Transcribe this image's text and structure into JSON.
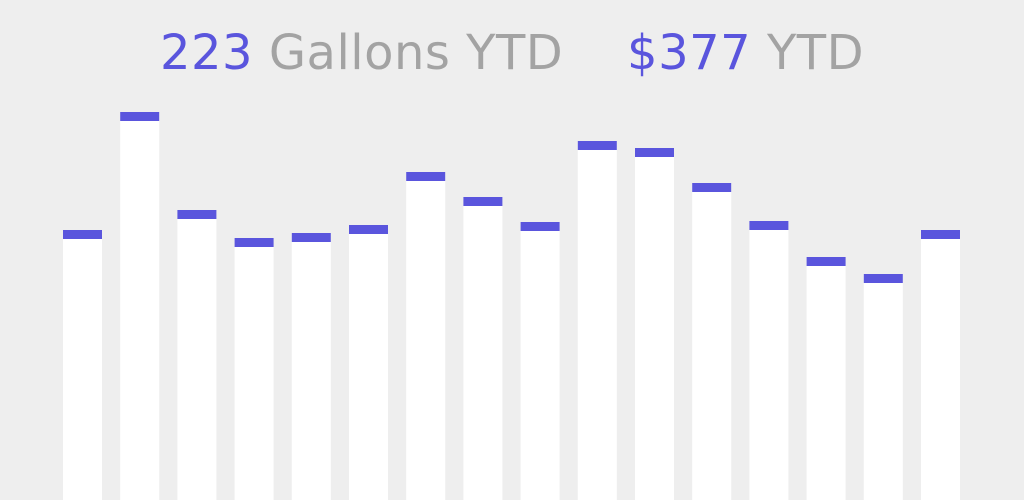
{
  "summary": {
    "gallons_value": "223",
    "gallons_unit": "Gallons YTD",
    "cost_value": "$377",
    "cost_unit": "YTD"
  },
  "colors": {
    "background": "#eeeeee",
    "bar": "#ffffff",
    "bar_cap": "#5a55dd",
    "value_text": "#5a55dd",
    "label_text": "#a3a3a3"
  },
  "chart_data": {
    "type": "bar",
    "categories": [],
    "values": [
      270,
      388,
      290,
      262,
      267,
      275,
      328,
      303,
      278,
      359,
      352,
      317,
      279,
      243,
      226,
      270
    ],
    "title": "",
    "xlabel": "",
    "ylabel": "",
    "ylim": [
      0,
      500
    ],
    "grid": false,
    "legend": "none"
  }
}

==*==

## Directions for this task
Take the records above and transcribe them exactly, dropping every picture.

## Solution below
Transcribe this image's text and structure into JSON.
{
  "summary": {
    "gallons_value": "223",
    "gallons_unit": "Gallons YTD",
    "cost_value": "$377",
    "cost_unit": "YTD"
  },
  "colors": {
    "background": "#eeeeee",
    "bar": "#ffffff",
    "bar_cap": "#5a55dd",
    "value_text": "#5a55dd",
    "label_text": "#a3a3a3"
  },
  "chart_data": {
    "type": "bar",
    "categories": [],
    "values": [
      270,
      388,
      290,
      262,
      267,
      275,
      328,
      303,
      278,
      359,
      352,
      317,
      279,
      243,
      226,
      270
    ],
    "title": "",
    "xlabel": "",
    "ylabel": "",
    "ylim": [
      0,
      500
    ],
    "grid": false,
    "legend": "none"
  }
}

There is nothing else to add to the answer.